■ Task requirements:
Below are the records; count how many of their lines hold the string "cystic" and give the number alone.

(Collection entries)
▽
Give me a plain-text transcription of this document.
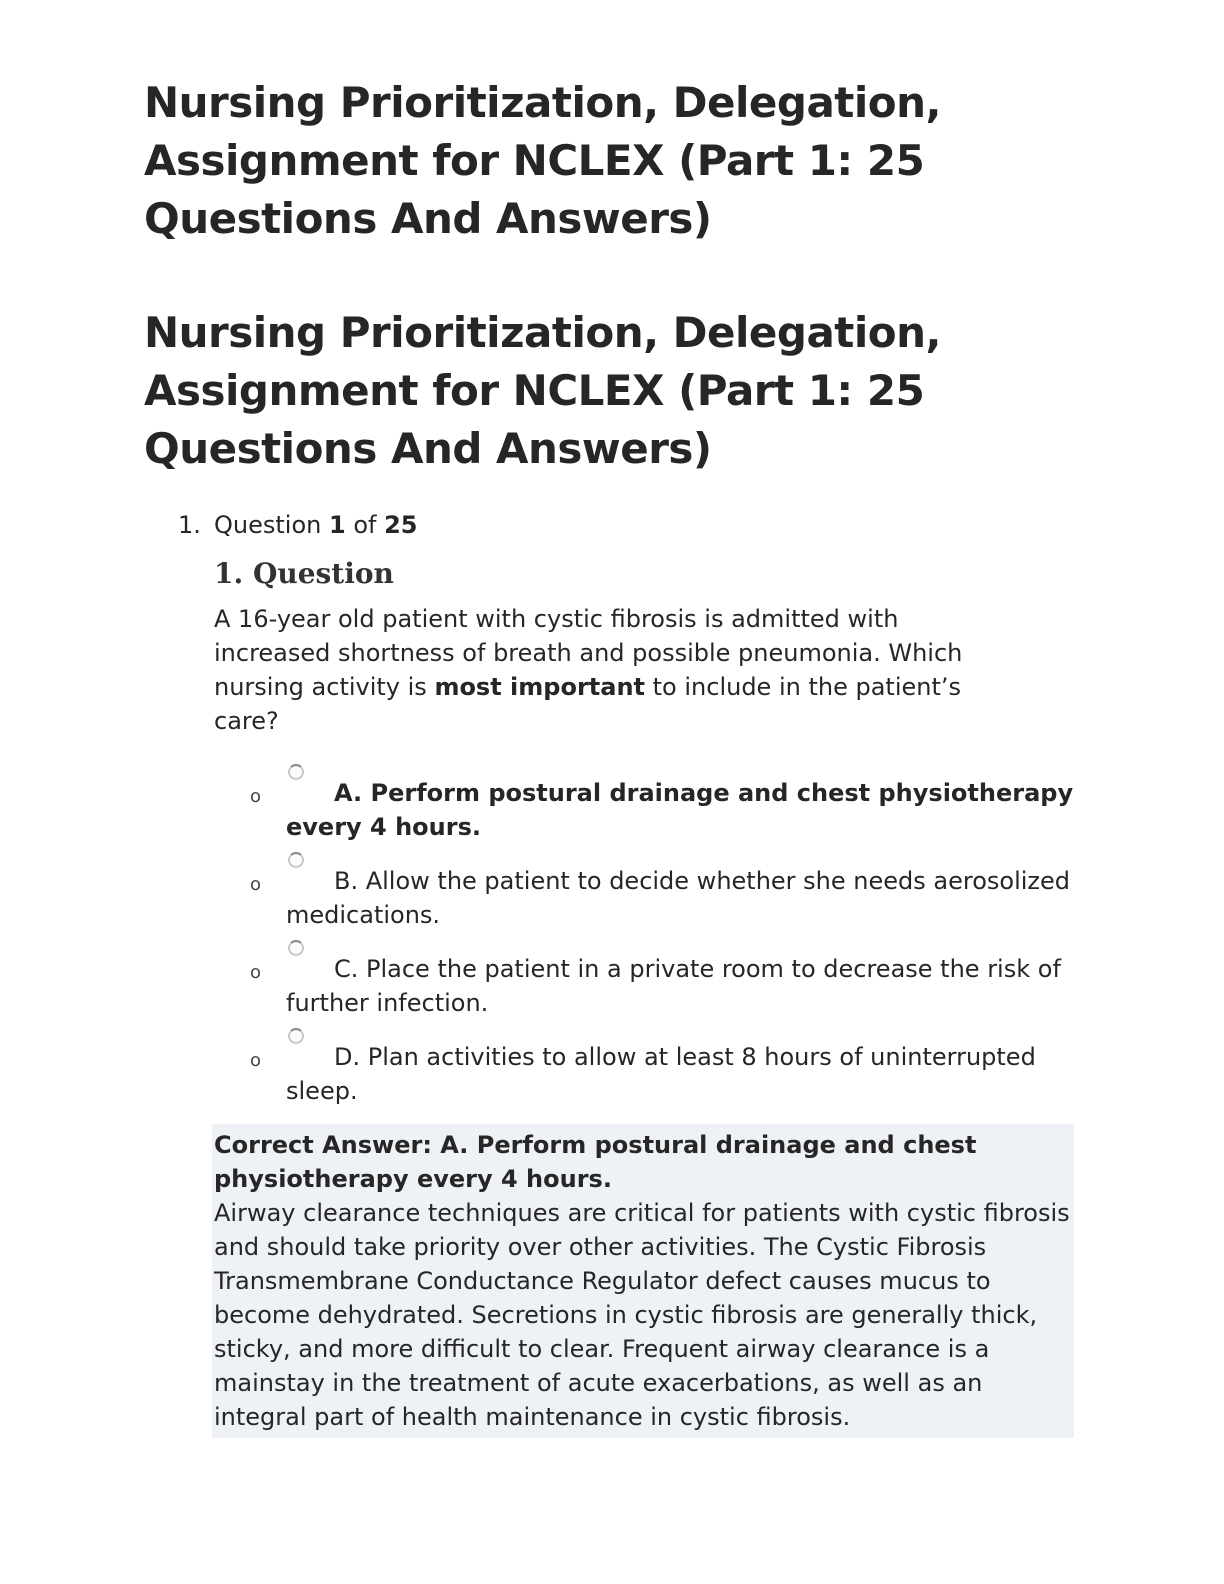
Nursing Prioritization, Delegation, Assignment for NCLEX (Part 1: 25 Questions And Answers)
Nursing Prioritization, Delegation, Assignment for NCLEX (Part 1: 25 Questions And Answers)
1. Question 1 of 25
1. Question
A 16-year old patient with cystic fibrosis is admitted with increased shortness of breath and possible pneumonia. Which nursing activity is most important to include in the patient’s care?
o	A. Perform postural drainage and chest physiotherapy every 4 hours.
o	B. Allow the patient to decide whether she needs aerosolized medications.
o	C. Place the patient in a private room to decrease the risk of further infection.
o	D. Plan activities to allow at least 8 hours of uninterrupted sleep.
Correct Answer: A. Perform postural drainage and chest physiotherapy every 4 hours.
Airway clearance techniques are critical for patients with cystic fibrosis and should take priority over other activities. The Cystic Fibrosis Transmembrane Conductance Regulator defect causes mucus to become dehydrated. Secretions in cystic fibrosis are generally thick, sticky, and more difficult to clear. Frequent airway clearance is a mainstay in the treatment of acute exacerbations, as well as an integral part of health maintenance in cystic fibrosis.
△
■ Result of the task:
2